AIM |
Scan the records and identify every line in which the string "authorized" occurs, then return those lines.

TASK INPUT |
******
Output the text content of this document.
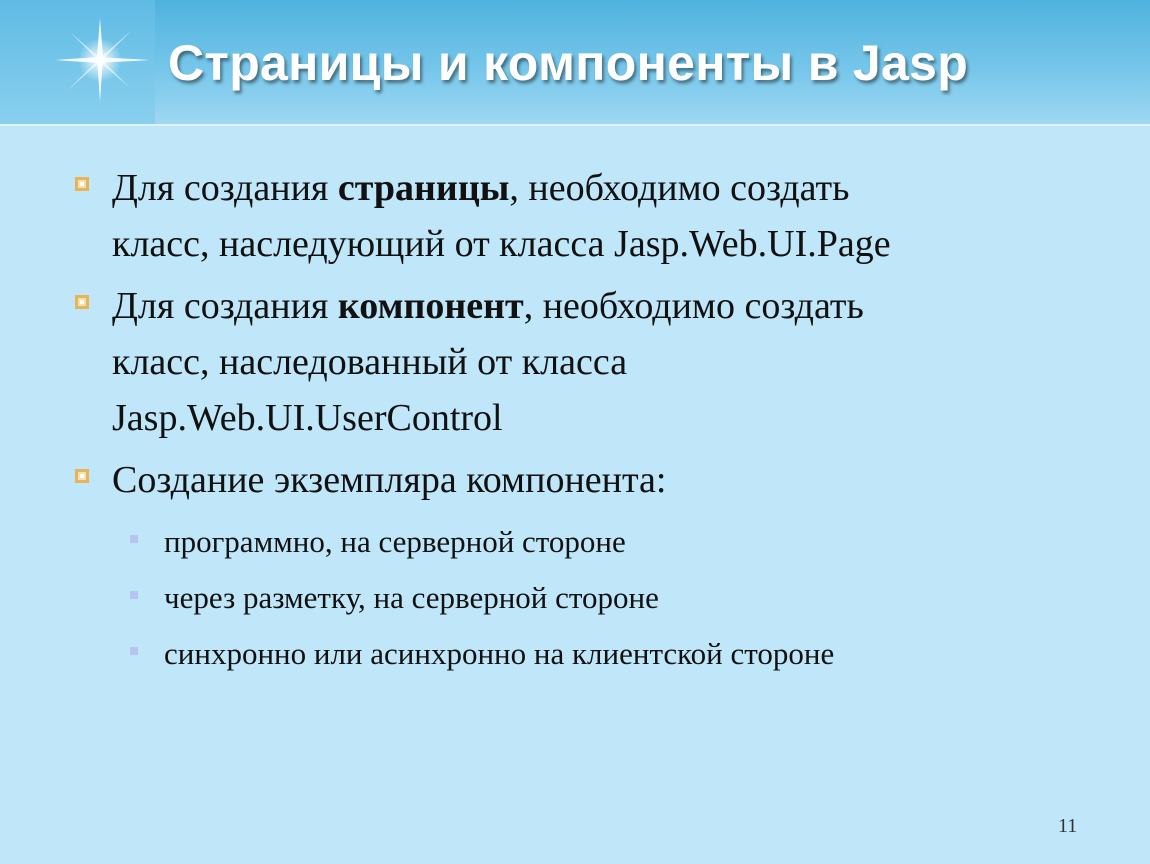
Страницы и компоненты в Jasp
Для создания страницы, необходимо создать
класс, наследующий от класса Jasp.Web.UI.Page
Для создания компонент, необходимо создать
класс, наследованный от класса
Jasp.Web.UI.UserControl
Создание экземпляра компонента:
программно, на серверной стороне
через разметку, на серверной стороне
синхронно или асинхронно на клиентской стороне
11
******
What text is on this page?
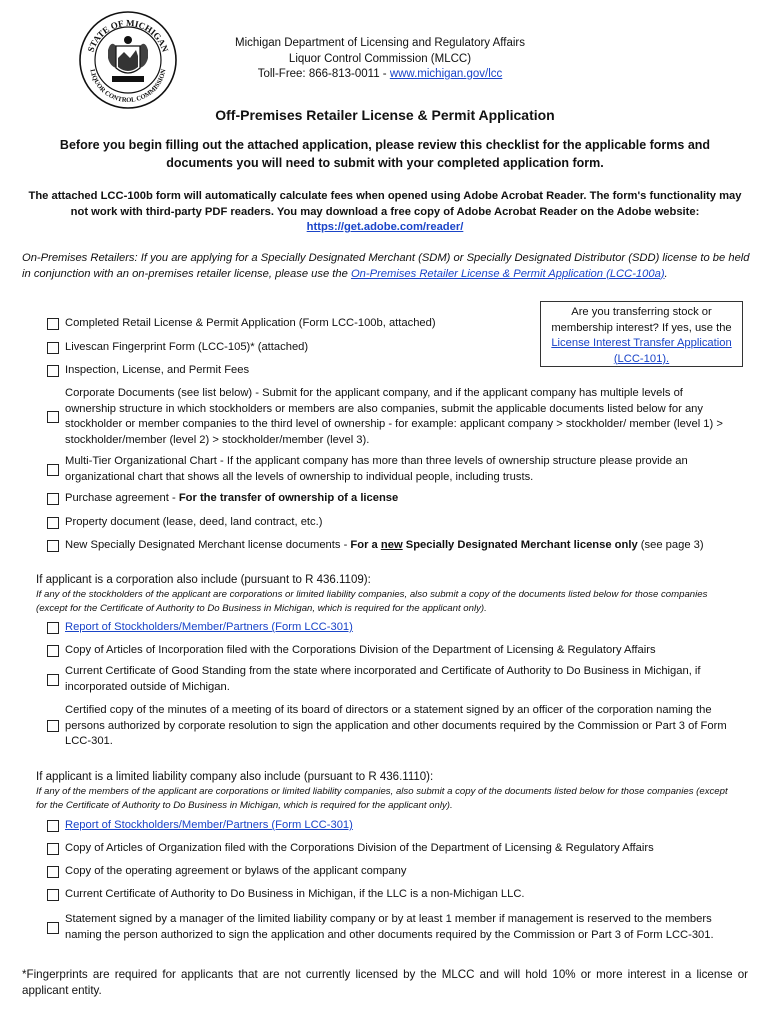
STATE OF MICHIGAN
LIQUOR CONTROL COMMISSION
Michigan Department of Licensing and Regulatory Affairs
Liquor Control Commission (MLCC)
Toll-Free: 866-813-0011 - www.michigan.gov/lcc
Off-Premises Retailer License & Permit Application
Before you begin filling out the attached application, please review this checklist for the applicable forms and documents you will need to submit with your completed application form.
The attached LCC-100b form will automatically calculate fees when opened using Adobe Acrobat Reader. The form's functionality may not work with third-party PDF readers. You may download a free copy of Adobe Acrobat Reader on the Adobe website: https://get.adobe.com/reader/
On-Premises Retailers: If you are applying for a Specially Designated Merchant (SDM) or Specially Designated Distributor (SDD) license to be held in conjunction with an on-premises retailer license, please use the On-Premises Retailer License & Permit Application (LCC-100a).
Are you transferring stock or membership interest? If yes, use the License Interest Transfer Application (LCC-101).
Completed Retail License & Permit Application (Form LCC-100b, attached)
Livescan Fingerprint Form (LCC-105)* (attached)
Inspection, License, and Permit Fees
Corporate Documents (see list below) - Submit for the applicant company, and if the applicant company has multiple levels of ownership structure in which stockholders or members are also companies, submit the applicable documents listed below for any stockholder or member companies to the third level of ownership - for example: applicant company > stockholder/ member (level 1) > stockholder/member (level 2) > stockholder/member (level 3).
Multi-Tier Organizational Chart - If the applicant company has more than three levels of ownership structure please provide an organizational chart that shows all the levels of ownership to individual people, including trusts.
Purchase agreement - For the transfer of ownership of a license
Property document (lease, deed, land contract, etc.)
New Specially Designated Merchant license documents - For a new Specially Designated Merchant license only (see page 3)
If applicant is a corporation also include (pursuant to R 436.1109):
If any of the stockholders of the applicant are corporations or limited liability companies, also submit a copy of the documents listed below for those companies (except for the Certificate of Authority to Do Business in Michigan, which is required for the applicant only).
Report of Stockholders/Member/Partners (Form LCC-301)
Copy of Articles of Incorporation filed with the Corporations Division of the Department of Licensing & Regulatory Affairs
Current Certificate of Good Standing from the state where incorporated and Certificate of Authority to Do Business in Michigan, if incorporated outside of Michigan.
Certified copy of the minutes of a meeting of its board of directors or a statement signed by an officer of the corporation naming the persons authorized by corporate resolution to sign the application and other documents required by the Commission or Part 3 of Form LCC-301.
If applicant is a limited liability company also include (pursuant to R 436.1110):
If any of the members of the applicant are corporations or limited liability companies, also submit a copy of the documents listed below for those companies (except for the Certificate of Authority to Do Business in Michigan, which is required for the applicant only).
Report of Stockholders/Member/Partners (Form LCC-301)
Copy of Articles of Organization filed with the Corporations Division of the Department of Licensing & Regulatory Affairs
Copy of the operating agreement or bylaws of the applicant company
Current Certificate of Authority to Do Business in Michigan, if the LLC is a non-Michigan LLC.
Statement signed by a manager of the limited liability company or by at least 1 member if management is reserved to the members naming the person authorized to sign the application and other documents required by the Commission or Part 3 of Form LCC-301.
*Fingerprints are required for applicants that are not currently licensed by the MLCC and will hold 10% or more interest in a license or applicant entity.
******
WORKED SOLUTION |
Certified copy of the minutes of a meeting of its board of directors or a statement signed by an officer of the corporation naming the persons authorized by corporate resolution to sign the application and other documents required by the Commission or Part 3 of Form LCC-301.
Statement signed by a manager of the limited liability company or by at least 1 member if management is reserved to the members naming the person authorized to sign the application and other documents required by the Commission or Part 3 of Form LCC-301.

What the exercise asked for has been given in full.